WORK ITEM
From the entries below, copy every line that has the word "Payer".
● ● ● ●
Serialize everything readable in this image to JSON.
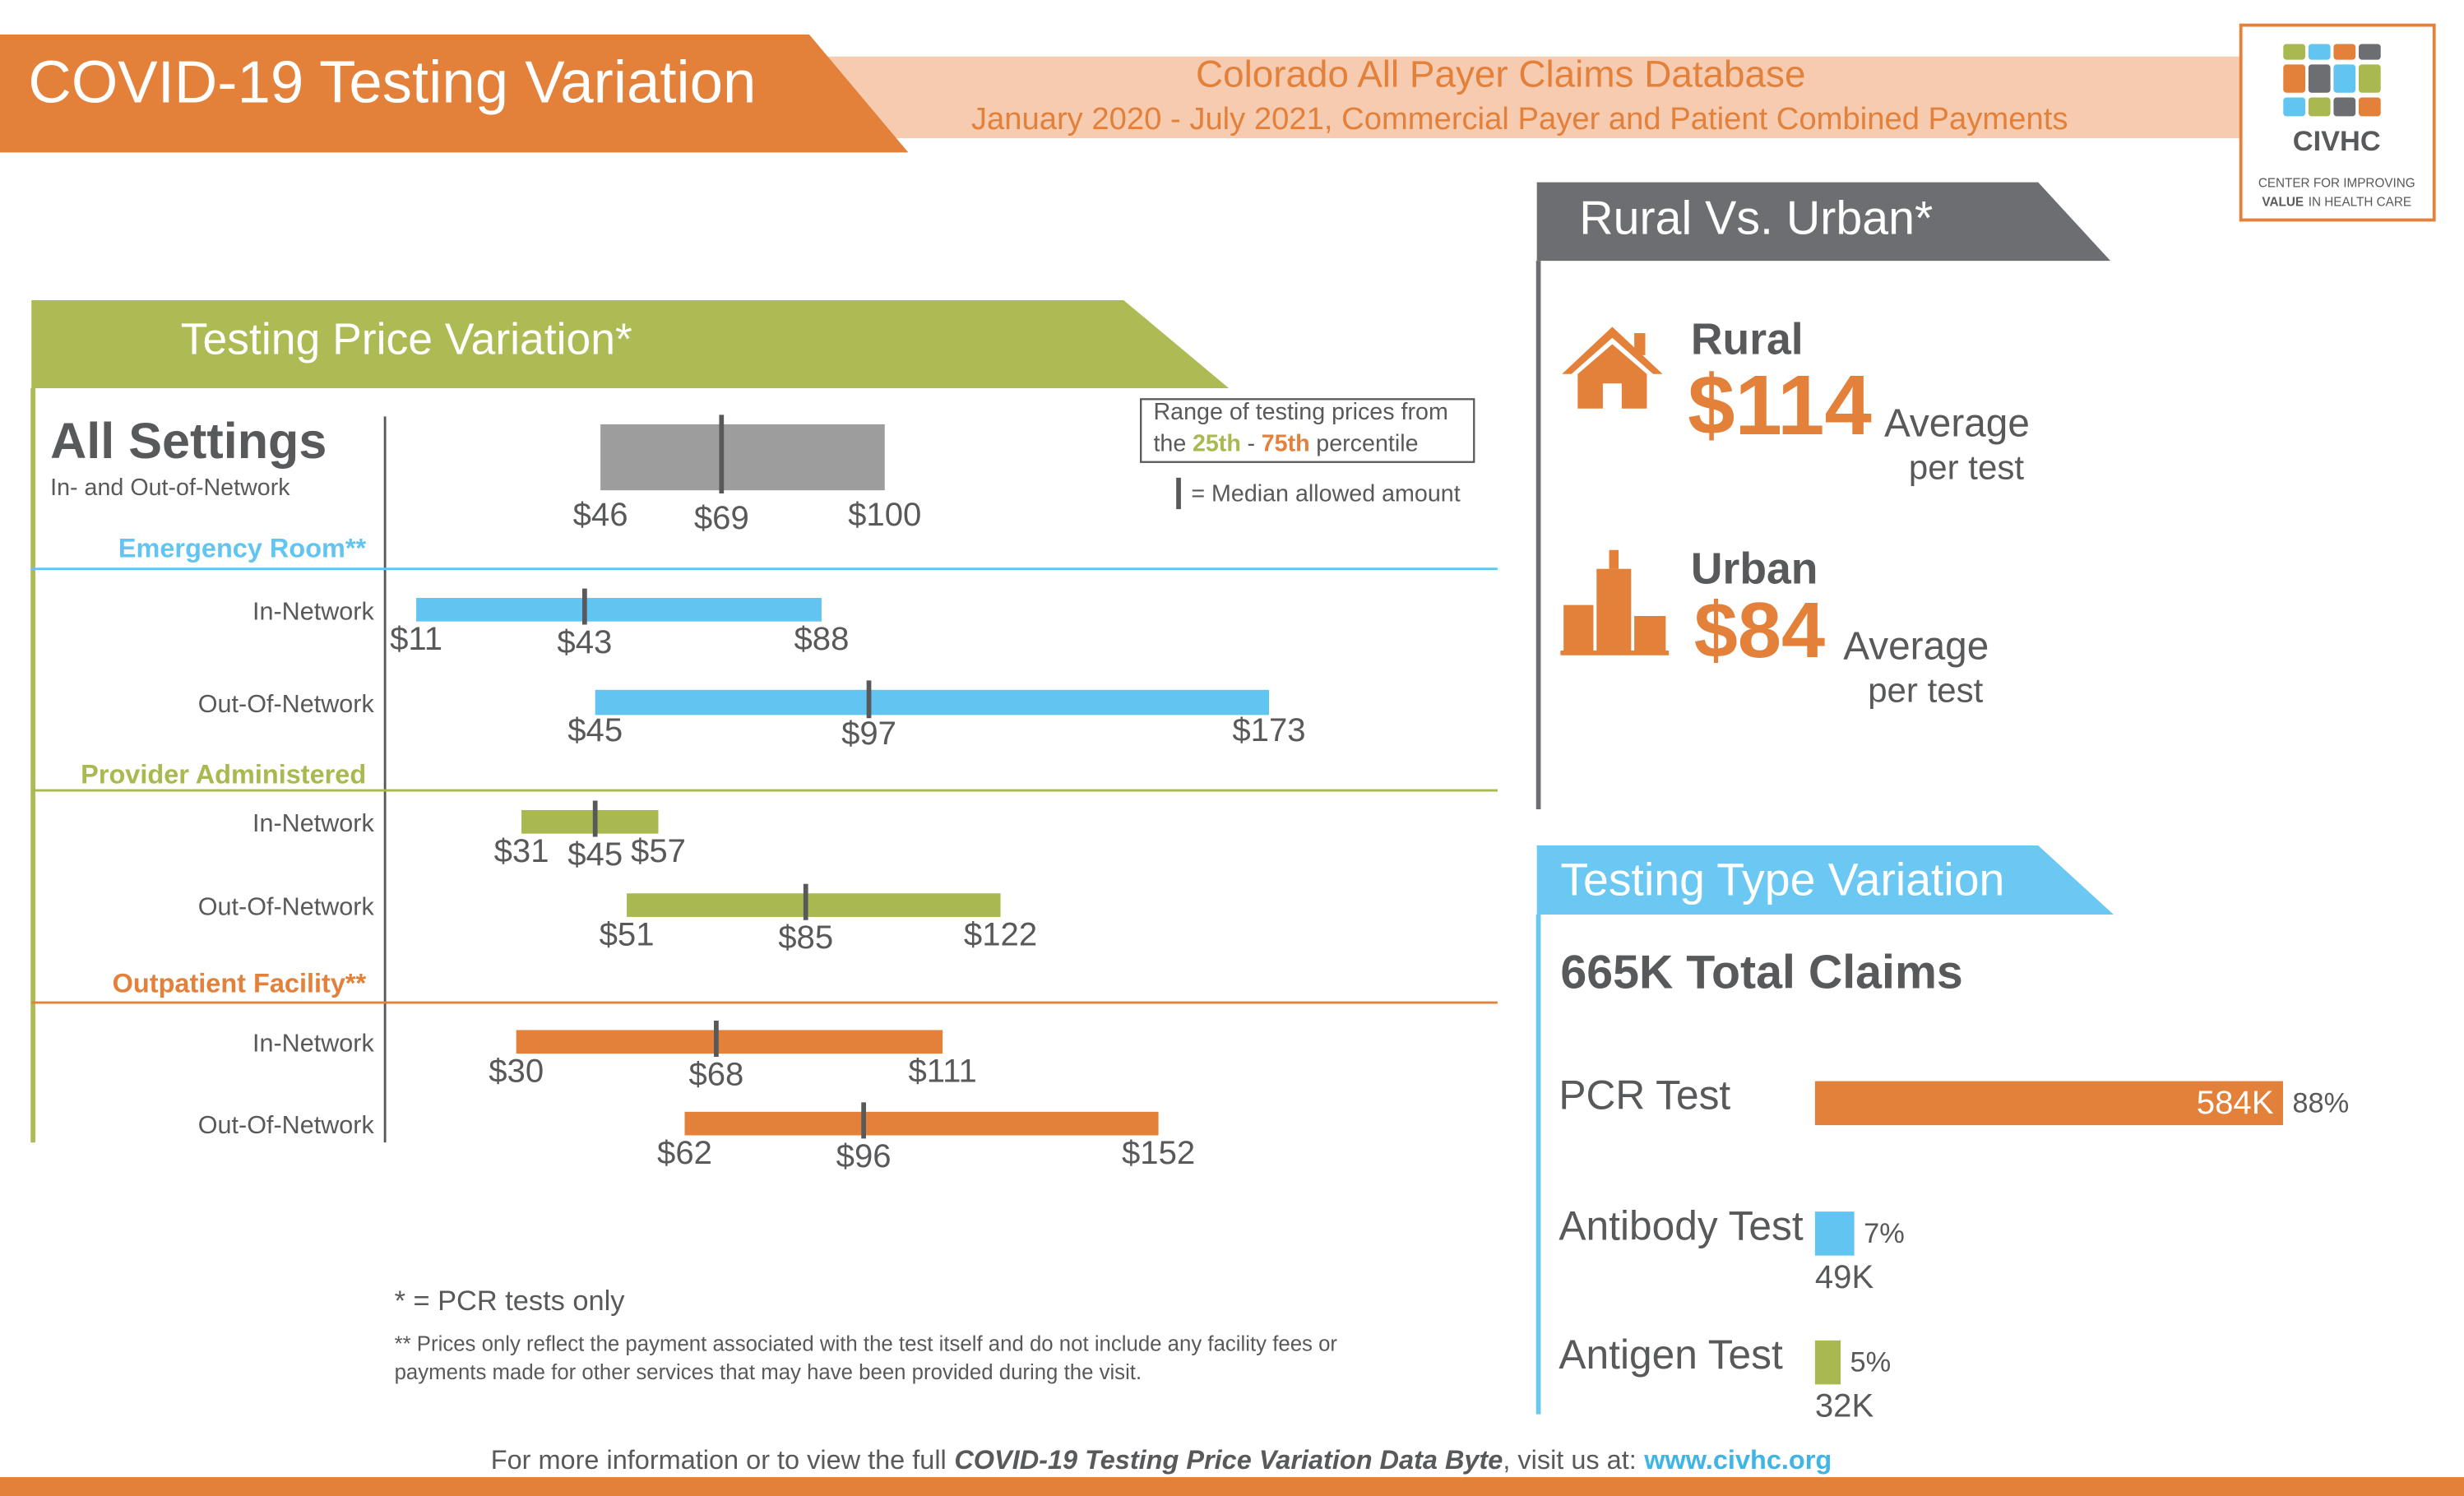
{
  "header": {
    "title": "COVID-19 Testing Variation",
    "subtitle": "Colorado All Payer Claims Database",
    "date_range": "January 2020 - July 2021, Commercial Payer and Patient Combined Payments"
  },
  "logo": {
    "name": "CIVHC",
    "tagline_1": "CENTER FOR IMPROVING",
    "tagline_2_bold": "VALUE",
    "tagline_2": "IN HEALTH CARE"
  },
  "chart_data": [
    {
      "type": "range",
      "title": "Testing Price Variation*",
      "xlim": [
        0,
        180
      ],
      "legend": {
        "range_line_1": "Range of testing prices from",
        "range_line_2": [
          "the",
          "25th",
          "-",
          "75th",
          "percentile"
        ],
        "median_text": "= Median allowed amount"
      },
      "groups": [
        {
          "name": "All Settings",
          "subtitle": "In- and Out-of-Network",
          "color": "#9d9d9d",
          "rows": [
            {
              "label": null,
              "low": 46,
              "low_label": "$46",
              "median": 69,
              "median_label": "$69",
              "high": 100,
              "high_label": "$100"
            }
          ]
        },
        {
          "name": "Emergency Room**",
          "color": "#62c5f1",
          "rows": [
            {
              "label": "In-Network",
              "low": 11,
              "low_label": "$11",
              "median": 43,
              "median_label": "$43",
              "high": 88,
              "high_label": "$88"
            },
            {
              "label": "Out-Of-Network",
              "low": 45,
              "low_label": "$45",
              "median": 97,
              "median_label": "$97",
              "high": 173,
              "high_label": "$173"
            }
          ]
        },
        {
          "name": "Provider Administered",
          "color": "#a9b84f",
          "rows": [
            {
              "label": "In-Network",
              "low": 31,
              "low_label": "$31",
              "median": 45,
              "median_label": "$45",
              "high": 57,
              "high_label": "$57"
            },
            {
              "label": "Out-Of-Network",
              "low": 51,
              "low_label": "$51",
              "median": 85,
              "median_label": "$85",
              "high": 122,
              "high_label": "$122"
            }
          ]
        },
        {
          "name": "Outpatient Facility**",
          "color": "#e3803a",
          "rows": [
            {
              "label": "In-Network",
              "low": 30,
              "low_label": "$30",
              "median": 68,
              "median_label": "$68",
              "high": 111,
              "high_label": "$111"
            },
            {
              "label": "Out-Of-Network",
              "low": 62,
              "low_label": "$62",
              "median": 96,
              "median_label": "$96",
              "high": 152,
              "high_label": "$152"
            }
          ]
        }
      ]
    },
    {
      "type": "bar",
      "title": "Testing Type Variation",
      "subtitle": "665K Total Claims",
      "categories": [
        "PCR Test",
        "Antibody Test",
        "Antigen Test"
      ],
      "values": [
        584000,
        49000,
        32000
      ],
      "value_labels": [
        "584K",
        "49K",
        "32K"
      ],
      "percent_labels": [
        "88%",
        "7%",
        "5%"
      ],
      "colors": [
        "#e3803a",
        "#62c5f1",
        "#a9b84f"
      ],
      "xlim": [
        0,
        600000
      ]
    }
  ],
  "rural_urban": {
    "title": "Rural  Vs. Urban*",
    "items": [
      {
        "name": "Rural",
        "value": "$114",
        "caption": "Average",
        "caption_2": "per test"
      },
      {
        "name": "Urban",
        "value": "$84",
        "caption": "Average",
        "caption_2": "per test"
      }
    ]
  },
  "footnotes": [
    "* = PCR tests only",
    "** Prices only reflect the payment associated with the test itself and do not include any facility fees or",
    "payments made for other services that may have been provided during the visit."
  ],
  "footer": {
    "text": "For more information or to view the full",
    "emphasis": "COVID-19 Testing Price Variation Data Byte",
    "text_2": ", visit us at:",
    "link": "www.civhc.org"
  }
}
● ● ● ●
RESPONSE AREA
    "subtitle": "Colorado All Payer Claims Database",
    "date_range": "January 2020 - July 2021, Commercial Payer and Patient Combined Payments"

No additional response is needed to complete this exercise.